PROBLEM → Write the data out again exactly, dropping any images it holds.

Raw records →
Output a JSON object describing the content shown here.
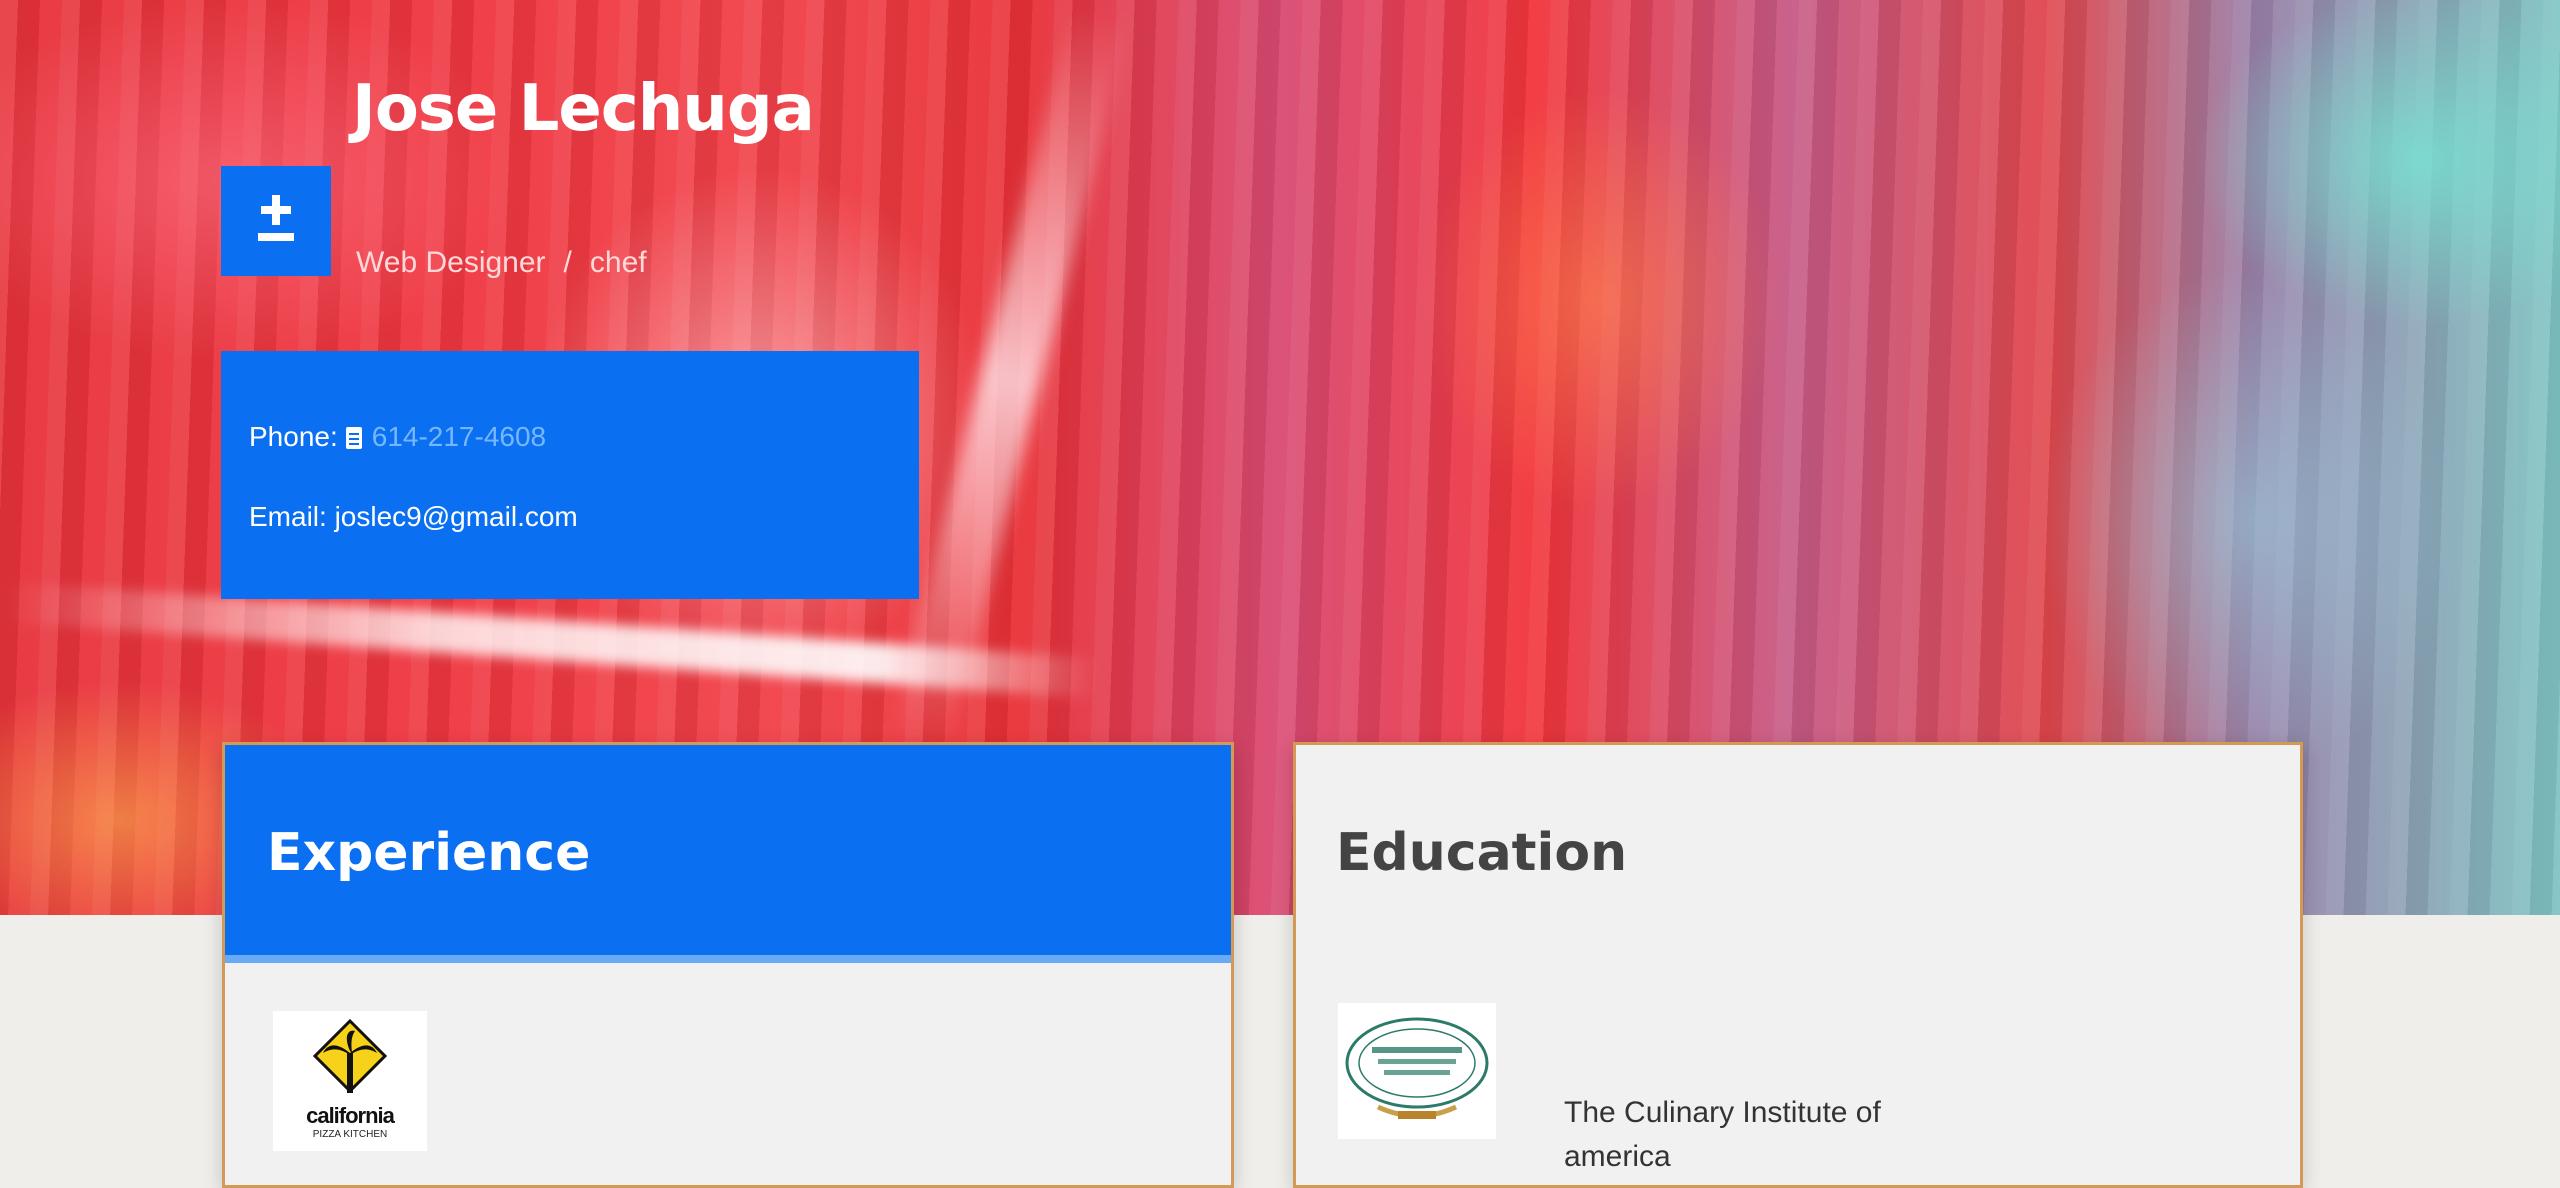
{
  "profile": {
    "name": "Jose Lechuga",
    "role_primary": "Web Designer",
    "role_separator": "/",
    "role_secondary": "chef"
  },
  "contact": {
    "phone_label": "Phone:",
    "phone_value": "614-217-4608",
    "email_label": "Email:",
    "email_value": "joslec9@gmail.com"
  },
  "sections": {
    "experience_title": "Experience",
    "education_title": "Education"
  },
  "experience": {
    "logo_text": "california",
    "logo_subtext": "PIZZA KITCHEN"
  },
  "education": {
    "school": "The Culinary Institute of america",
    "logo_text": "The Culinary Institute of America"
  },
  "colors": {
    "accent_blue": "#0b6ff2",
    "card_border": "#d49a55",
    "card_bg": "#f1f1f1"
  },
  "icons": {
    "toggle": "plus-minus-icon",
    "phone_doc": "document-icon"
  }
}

WRITTEN SOLUTION →
Output a JSON object describing the content shown here.
{
  "profile": {
    "name": "Jose Lechuga",
    "role_primary": "Web Designer",
    "role_separator": "/",
    "role_secondary": "chef"
  },
  "contact": {
    "phone_label": "Phone:",
    "phone_value": "614-217-4608",
    "email_label": "Email:",
    "email_value": "joslec9@gmail.com"
  },
  "sections": {
    "experience_title": "Experience",
    "education_title": "Education"
  },
  "experience": {
    "logo_text": "california",
    "logo_subtext": "PIZZA KITCHEN"
  },
  "education": {
    "school": "The Culinary Institute of america",
    "logo_text": "The Culinary Institute of America"
  },
  "colors": {
    "accent_blue": "#0b6ff2",
    "card_border": "#d49a55",
    "card_bg": "#f1f1f1"
  },
  "icons": {
    "toggle": "plus-minus-icon",
    "phone_doc": "document-icon"
  }
}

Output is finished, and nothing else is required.